[Your objective]: Give the material again in full, matching it exactly.

■ ■ ■ ■ ■ ■ ■

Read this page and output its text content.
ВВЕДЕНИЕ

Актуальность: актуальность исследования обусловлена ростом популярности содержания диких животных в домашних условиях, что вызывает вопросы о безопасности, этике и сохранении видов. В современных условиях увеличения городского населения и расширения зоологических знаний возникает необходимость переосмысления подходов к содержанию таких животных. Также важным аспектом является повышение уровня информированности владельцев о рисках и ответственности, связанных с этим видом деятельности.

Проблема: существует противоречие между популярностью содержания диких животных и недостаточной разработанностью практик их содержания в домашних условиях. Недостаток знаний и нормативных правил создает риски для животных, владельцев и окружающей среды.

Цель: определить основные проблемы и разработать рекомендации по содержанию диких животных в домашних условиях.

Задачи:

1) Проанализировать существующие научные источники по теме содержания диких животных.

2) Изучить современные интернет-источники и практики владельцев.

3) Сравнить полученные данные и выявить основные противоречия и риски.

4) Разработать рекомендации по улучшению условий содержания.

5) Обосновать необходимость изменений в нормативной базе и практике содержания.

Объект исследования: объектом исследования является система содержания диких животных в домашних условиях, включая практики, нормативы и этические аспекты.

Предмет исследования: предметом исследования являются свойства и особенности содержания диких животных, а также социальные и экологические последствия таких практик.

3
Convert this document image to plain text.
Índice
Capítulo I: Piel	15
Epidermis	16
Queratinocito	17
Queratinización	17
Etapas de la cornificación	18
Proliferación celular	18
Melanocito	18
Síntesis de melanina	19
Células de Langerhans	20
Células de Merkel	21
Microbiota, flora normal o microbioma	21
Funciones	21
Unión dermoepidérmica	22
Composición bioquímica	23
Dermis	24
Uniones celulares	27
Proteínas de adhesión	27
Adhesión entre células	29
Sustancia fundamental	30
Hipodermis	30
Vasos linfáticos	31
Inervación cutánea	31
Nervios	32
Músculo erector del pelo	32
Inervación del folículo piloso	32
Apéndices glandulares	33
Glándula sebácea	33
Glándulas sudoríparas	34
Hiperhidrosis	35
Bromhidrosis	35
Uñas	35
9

■ ■ ■ ■ ■ ■ ■

[Response to the exercise]:
Read this page and output its text content.
ВВЕДЕНИЕ

Актуальность: актуальность исследования обусловлена ростом популярности содержания диких животных в домашних условиях, что вызывает вопросы о безопасности, этике и сохранении видов. В современных условиях увеличения городского населения и расширения зоологических знаний возникает необходимость переосмысления подходов к содержанию таких животных. Также важным аспектом является повышение уровня информированности владельцев о рисках и ответственности, связанных с этим видом деятельности.

Проблема: существует противоречие между популярностью содержания диких животных и недостаточной разработанностью практик их содержания в домашних условиях. Недостаток знаний и нормативных правил создает риски для животных, владельцев и окружающей среды.

Цель: определить основные проблемы и разработать рекомендации по содержанию диких животных в домашних условиях.

Задачи:

1) Проанализировать существующие научные источники по теме содержания диких животных.

2) Изучить современные интернет-источники и практики владельцев.

3) Сравнить полученные данные и выявить основные противоречия и риски.

4) Разработать рекомендации по улучшению условий содержания.

5) Обосновать необходимость изменений в нормативной базе и практике содержания.

Объект исследования: объектом исследования является система содержания диких животных в домашних условиях, включая практики, нормативы и этические аспекты.

Предмет исследования: предметом исследования являются свойства и особенности содержания диких животных, а также социальные и экологические последствия таких практик.

3
Convert this document image to plain text.
Índice
Capítulo I: Piel	15
Epidermis	16
Queratinocito	17
Queratinización	17
Etapas de la cornificación	18
Proliferación celular	18
Melanocito	18
Síntesis de melanina	19
Células de Langerhans	20
Células de Merkel	21
Microbiota, flora normal o microbioma	21
Funciones	21
Unión dermoepidérmica	22
Composición bioquímica	23
Dermis	24
Uniones celulares	27
Proteínas de adhesión	27
Adhesión entre células	29
Sustancia fundamental	30
Hipodermis	30
Vasos linfáticos	31
Inervación cutánea	31
Nervios	32
Músculo erector del pelo	32
Inervación del folículo piloso	32
Apéndices glandulares	33
Glándula sebácea	33
Glándulas sudoríparas	34
Hiperhidrosis	35
Bromhidrosis	35
Uñas	35
9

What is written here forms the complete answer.